** START Data lines **
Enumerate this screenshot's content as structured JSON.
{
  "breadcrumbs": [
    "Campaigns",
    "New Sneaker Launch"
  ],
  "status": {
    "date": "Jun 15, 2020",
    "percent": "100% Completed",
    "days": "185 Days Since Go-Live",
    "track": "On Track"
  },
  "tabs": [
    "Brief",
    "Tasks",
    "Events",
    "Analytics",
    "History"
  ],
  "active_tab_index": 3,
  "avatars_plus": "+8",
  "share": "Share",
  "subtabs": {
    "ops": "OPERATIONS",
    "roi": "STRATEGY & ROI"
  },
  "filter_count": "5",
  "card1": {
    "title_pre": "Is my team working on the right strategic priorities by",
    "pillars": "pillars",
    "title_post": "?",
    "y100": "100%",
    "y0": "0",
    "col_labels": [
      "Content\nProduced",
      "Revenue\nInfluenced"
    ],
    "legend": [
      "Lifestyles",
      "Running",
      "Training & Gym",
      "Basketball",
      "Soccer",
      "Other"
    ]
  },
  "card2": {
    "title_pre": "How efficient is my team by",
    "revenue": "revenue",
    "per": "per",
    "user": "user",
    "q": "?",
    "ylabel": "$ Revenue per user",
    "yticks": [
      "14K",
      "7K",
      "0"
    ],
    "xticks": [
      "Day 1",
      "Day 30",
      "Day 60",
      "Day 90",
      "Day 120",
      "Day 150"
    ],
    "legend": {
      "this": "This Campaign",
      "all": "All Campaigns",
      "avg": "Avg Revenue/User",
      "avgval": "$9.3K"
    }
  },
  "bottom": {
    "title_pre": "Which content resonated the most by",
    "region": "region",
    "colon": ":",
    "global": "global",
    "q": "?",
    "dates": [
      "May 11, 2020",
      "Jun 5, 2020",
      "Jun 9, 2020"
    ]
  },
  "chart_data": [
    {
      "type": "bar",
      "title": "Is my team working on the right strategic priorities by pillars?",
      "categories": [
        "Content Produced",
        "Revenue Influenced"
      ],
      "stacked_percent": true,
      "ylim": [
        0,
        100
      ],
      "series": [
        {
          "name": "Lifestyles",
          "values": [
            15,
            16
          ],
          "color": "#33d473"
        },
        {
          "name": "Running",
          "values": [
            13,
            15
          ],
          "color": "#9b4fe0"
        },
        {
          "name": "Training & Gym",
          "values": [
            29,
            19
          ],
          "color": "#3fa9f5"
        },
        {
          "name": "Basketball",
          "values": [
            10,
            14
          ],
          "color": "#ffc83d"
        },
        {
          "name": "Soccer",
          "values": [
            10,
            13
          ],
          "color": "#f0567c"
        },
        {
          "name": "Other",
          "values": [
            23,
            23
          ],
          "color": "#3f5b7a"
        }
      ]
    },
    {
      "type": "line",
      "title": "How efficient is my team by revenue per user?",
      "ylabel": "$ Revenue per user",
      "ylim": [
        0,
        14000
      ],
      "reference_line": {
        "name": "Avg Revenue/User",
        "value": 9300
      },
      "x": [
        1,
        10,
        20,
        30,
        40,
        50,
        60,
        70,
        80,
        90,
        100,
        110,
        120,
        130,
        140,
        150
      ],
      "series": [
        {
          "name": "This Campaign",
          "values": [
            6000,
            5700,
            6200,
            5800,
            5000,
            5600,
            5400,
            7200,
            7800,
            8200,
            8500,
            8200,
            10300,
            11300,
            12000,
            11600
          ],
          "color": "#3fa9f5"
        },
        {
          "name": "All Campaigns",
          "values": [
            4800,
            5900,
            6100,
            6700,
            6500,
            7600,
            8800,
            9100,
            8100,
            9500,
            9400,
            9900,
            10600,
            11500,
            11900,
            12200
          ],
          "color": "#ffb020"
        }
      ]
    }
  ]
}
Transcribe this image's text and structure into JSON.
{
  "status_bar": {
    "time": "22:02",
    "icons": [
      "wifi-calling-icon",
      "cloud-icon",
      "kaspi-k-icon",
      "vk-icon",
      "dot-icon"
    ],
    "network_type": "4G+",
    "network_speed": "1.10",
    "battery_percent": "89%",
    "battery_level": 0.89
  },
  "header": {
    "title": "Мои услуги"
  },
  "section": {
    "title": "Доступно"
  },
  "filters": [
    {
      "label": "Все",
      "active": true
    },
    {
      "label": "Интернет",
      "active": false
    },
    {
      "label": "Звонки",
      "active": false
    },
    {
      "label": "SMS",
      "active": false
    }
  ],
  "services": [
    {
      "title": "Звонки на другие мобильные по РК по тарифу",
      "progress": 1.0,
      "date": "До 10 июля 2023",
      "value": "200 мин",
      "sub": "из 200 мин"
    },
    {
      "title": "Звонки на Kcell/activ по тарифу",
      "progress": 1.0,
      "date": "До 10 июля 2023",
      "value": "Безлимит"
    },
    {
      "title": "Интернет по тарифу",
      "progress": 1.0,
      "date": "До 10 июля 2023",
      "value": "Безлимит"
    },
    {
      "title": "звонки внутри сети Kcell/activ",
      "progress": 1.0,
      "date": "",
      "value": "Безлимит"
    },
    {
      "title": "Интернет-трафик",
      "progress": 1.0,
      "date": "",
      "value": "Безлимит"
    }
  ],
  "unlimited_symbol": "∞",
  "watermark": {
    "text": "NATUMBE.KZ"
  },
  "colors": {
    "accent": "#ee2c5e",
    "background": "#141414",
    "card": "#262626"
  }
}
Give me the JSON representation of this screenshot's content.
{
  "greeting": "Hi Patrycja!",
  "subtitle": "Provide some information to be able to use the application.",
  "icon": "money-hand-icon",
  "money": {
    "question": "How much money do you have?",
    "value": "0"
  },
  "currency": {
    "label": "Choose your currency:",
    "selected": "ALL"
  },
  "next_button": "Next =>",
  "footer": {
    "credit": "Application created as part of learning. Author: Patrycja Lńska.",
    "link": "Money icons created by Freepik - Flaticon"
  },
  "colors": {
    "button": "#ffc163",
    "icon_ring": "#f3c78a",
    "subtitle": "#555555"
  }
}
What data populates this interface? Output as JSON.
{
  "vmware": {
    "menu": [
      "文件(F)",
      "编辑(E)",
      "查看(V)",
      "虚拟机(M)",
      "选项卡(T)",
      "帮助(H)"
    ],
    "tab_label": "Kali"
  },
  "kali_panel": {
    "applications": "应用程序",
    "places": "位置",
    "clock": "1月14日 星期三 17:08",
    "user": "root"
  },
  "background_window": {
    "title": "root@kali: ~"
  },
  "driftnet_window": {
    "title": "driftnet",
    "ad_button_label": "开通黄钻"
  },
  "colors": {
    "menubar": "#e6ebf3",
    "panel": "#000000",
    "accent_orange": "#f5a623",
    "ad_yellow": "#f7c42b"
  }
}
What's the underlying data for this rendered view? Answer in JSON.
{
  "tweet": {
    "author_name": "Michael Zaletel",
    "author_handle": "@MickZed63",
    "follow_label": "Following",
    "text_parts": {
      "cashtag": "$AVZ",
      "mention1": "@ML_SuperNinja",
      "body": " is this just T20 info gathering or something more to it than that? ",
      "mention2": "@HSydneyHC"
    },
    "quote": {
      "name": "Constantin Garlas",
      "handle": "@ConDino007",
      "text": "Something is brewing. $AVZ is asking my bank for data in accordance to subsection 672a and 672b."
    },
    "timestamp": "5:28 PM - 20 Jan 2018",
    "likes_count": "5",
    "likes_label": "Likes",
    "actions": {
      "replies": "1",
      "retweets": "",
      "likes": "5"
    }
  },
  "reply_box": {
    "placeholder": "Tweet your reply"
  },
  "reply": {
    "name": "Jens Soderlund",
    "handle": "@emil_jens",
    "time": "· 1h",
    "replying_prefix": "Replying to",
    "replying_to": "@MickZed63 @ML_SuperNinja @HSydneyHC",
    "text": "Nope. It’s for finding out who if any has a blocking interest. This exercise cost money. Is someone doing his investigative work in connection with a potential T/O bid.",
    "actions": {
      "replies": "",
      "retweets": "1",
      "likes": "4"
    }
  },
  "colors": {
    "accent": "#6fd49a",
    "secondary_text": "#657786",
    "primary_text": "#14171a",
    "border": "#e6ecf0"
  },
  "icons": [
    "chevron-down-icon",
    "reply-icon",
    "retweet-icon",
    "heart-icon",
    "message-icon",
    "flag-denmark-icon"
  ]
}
** END Data lines **
Task details: Identify every line above that includes the word "тарифу", and show those lines.

Task solution:
      "title": "Звонки на другие мобильные по РК по тарифу",
      "title": "Звонки на Kcell/activ по тарифу",
      "title": "Интернет по тарифу",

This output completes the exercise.